*What to do*
Give everything from the line containing "window-title: Blade 1.fsx" down to the line containing "auto-increment-label: Auto Increment", switching "pressure-cell-column" to "pressure-sensor-column" and leaving all else unchanged.
━━ Given records
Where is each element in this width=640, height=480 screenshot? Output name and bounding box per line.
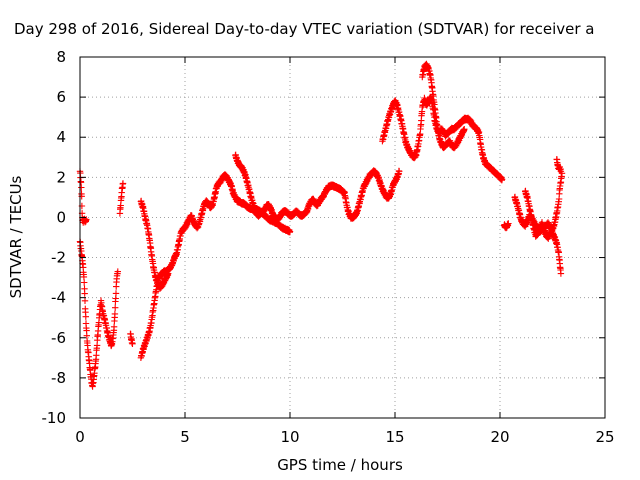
y-tick-label: -10 [42, 409, 67, 427]
chart-title: Day 298 of 2016, Sidereal Day-to-day VTE… [14, 20, 595, 38]
y-tick-label: -4 [51, 289, 66, 307]
y-tick-label: 4 [56, 128, 66, 146]
sdtvar-markers [76, 60, 566, 390]
x-tick-label: 0 [75, 428, 85, 446]
x-axis-label: GPS time / hours [277, 456, 403, 474]
y-tick-label: 6 [56, 88, 66, 106]
y-tick-label: 0 [56, 208, 66, 226]
data-points [76, 60, 566, 390]
y-tick-label: -8 [51, 369, 66, 387]
x-tick-label: 5 [180, 428, 190, 446]
x-tick-label: 25 [595, 428, 614, 446]
plot-frame [79, 56, 606, 419]
x-tick-label: 10 [280, 428, 299, 446]
y-tick-label: -6 [51, 329, 66, 347]
x-tick-label: 20 [490, 428, 509, 446]
grid [80, 57, 605, 418]
y-tick-label: 8 [56, 48, 66, 66]
axis-ticks: 0 5 10 15 20 25 -10 -8 -6 -4 -2 0 2 4 6 8 [42, 48, 615, 446]
x-tick-label: 15 [385, 428, 404, 446]
y-tick-label: -2 [51, 249, 66, 267]
y-tick-label: 2 [56, 168, 66, 186]
y-axis-label: SDTVAR / TECUs [7, 175, 25, 298]
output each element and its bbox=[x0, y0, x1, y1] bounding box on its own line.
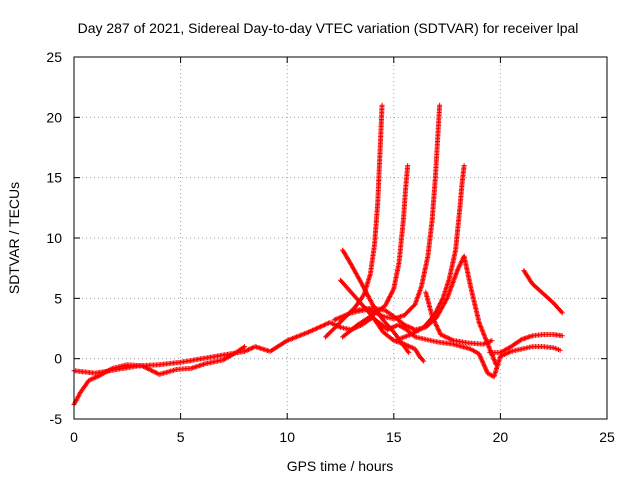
grid bbox=[74, 57, 607, 419]
data-point bbox=[489, 338, 495, 344]
y-axis-label: SDTVAR / TECUs bbox=[6, 182, 22, 294]
data-point bbox=[421, 358, 427, 364]
data-point bbox=[405, 163, 411, 169]
series-arc-a bbox=[71, 315, 563, 380]
x-tick-label: 15 bbox=[386, 429, 402, 445]
x-tick-label: 25 bbox=[599, 429, 615, 445]
y-tick-label: 10 bbox=[46, 230, 62, 246]
series-arc-j bbox=[423, 289, 495, 347]
data-point bbox=[406, 350, 412, 356]
x-tick-label: 0 bbox=[70, 429, 78, 445]
series-arc-l bbox=[521, 268, 565, 316]
y-tick-labels: -5 0 5 10 15 20 25 bbox=[46, 49, 62, 427]
data-point bbox=[557, 347, 563, 353]
x-tick-label: 10 bbox=[279, 429, 295, 445]
x-tick-label: 20 bbox=[493, 429, 509, 445]
y-tick-label: 25 bbox=[46, 49, 62, 65]
series-arc-f bbox=[338, 277, 427, 364]
series-arc-d bbox=[323, 102, 385, 340]
y-tick-label: -5 bbox=[50, 411, 63, 427]
tick-marks bbox=[73, 56, 608, 420]
y-tick-label: 5 bbox=[54, 290, 62, 306]
series-arc-h bbox=[331, 102, 443, 323]
data-marker bbox=[558, 309, 564, 315]
series-arc-b bbox=[71, 344, 248, 408]
data-point bbox=[559, 310, 565, 316]
data-point bbox=[493, 362, 499, 368]
data-point bbox=[437, 102, 443, 108]
x-axis-label: GPS time / hours bbox=[287, 458, 394, 474]
x-tick-label: 5 bbox=[177, 429, 185, 445]
data-point bbox=[379, 102, 385, 108]
x-tick-labels: 0 5 10 15 20 25 bbox=[70, 429, 615, 445]
chart-title: Day 287 of 2021, Sidereal Day-to-day VTE… bbox=[78, 20, 579, 36]
y-tick-label: 15 bbox=[46, 170, 62, 186]
y-tick-label: 20 bbox=[46, 109, 62, 125]
data-point bbox=[242, 344, 248, 350]
y-tick-label: 0 bbox=[54, 351, 62, 367]
series-arc-k bbox=[487, 332, 565, 356]
data-point bbox=[461, 163, 467, 169]
data-point bbox=[559, 333, 565, 339]
data-points bbox=[71, 102, 565, 408]
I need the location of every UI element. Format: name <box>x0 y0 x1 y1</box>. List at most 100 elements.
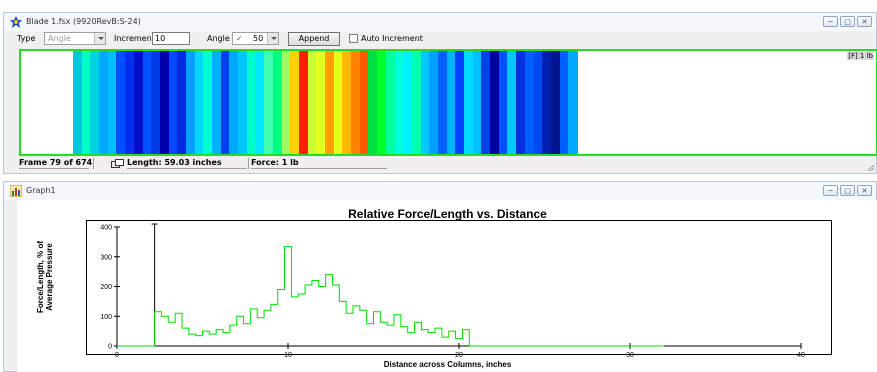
window-title: Blade 1.fsx (9920RevB:S-24) <box>26 17 141 26</box>
pressure-cell-column <box>446 51 456 154</box>
pressure-cell-column <box>455 51 465 154</box>
increment-label: Increment <box>114 34 155 43</box>
auto-increment-label: Auto Increment <box>361 34 423 43</box>
maximize-icon: □ <box>844 187 851 195</box>
increment-input[interactable]: 10 <box>152 32 190 45</box>
pressure-cell-column <box>307 51 317 154</box>
y-axis-label-line-1: Force/Length, % of <box>36 241 45 313</box>
graph-icon <box>10 185 22 197</box>
minimize-icon: ─ <box>828 187 833 195</box>
x-tick-label: 30 <box>626 352 634 359</box>
pressure-map-canvas[interactable]: [F] 1 lb <box>19 49 877 156</box>
pressure-cell-column <box>255 51 265 154</box>
pressure-cell-column <box>464 51 474 154</box>
graph-titlebar[interactable]: Graph1 ─ □ ✕ <box>4 182 876 200</box>
pressure-cell-column <box>125 51 135 154</box>
pressure-cell-column <box>507 51 517 154</box>
maximize-icon: □ <box>844 18 851 26</box>
pressure-cell-column <box>368 51 378 154</box>
minimize-button[interactable]: ─ <box>823 16 838 27</box>
pressure-cell-column <box>351 51 361 154</box>
y-axis-label-line-2: Average Pressure <box>45 243 54 311</box>
pressure-cell-column <box>568 51 578 154</box>
pressure-cell-column <box>403 51 413 154</box>
status-bar: Frame 79 of 674 Length: 59.03 inches For… <box>19 158 389 169</box>
pressure-cell-column <box>298 51 309 154</box>
pressure-cell-column <box>333 51 343 154</box>
pressure-cell-column <box>498 51 509 154</box>
close-button[interactable]: ✕ <box>857 16 872 27</box>
window-title: Graph1 <box>26 186 56 195</box>
status-divider <box>93 158 94 169</box>
pressure-cell-column <box>168 51 178 154</box>
close-icon: ✕ <box>861 18 868 26</box>
pressure-cell-column <box>290 51 300 154</box>
type-select[interactable]: Angle <box>44 32 106 45</box>
angle-select[interactable]: ✓ 50 <box>232 32 279 45</box>
maximize-button[interactable]: □ <box>840 16 855 27</box>
pressure-cell-column <box>377 51 387 154</box>
pressure-cell-column <box>420 51 430 154</box>
pressure-cell-column <box>229 51 239 154</box>
x-tick-label: 20 <box>455 352 463 359</box>
pressure-cell-column <box>133 51 144 154</box>
pressure-cell-column <box>550 51 561 154</box>
resize-grip-icon[interactable] <box>866 163 874 171</box>
pressure-cell-column <box>559 51 569 154</box>
pressure-cell-column <box>159 51 170 154</box>
pressure-cell-column <box>490 51 500 154</box>
frame-status: Frame 79 of 674 <box>19 158 93 169</box>
x-tick-label: 40 <box>797 352 805 359</box>
graph-window: Graph1 ─ □ ✕ Relative Force/Length vs. D… <box>3 181 877 372</box>
y-tick-label: 300 <box>100 254 112 261</box>
type-label: Type <box>17 34 36 43</box>
type-select-value: Angle <box>48 34 71 43</box>
angle-label: Angle <box>207 34 230 43</box>
pressure-cell-column <box>116 51 126 154</box>
append-button[interactable]: Append <box>288 32 340 46</box>
pressure-cell-column <box>542 51 552 154</box>
pressure-cell-column <box>429 51 439 154</box>
pressure-cell-column <box>472 51 482 154</box>
pressure-cell-column <box>524 51 535 154</box>
pressure-cell-column <box>325 51 335 154</box>
window-controls: ─ □ ✕ <box>823 185 872 197</box>
minimize-button[interactable]: ─ <box>823 185 838 196</box>
pressure-cell-column <box>411 51 422 154</box>
pressure-cell-column <box>73 51 83 154</box>
x-tick-label: 10 <box>284 352 292 359</box>
pressure-cell-column <box>203 51 213 154</box>
chevron-down-icon <box>267 33 278 44</box>
window-controls: ─ □ ✕ <box>823 16 872 28</box>
pressure-cell-column <box>272 51 283 154</box>
line-chart: 0 100 200 300 400 0 10 20 30 40 <box>100 223 805 359</box>
maximize-button[interactable]: □ <box>840 185 855 196</box>
minimize-icon: ─ <box>828 18 833 26</box>
pressure-cell-column <box>151 51 161 154</box>
length-status: Length: 59.03 inches <box>127 158 247 169</box>
y-tick-label: 0 <box>108 344 112 351</box>
segment-toolbar: Type Angle Increment 10 Angle ✓ 50 Appen… <box>4 31 876 46</box>
check-icon: ✓ <box>236 34 243 43</box>
angle-select-value: 50 <box>253 34 264 43</box>
auto-increment-checkbox[interactable] <box>349 34 358 43</box>
pressure-cell-column <box>359 51 370 154</box>
pressure-cell-column <box>194 51 204 154</box>
pressure-cell-column <box>246 51 257 154</box>
pressure-cell-column <box>394 51 404 154</box>
pressure-cell-column <box>281 51 291 154</box>
y-tick-label: 200 <box>100 284 112 291</box>
tekscan-app-icon <box>10 16 22 28</box>
pressure-cell-column <box>342 51 352 154</box>
pressure-map-titlebar[interactable]: Blade 1.fsx (9920RevB:S-24) ─ □ ✕ <box>4 13 876 31</box>
graph-canvas[interactable]: Relative Force/Length vs. Distance Force… <box>17 200 877 372</box>
pressure-cell-column <box>316 51 326 154</box>
close-icon: ✕ <box>861 187 868 195</box>
pressure-cell-column <box>212 51 222 154</box>
chart-title: Relative Force/Length vs. Distance <box>348 207 547 221</box>
pressure-cell-column <box>81 51 91 154</box>
close-button[interactable]: ✕ <box>857 185 872 196</box>
pressure-cell-column <box>385 51 396 154</box>
chevron-down-icon <box>94 33 105 44</box>
pressure-cell-column <box>99 51 109 154</box>
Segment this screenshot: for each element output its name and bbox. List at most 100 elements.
━━━━
*Exercise solution*
window-title: Blade 1.fsx (9920RevB:S-24) <box>26 17 141 26</box>
pressure-sensor-column <box>446 51 456 154</box>
pressure-sensor-column <box>455 51 465 154</box>
increment-label: Increment <box>114 34 155 43</box>
auto-increment-label: Auto Increment <box>361 34 423 43</box>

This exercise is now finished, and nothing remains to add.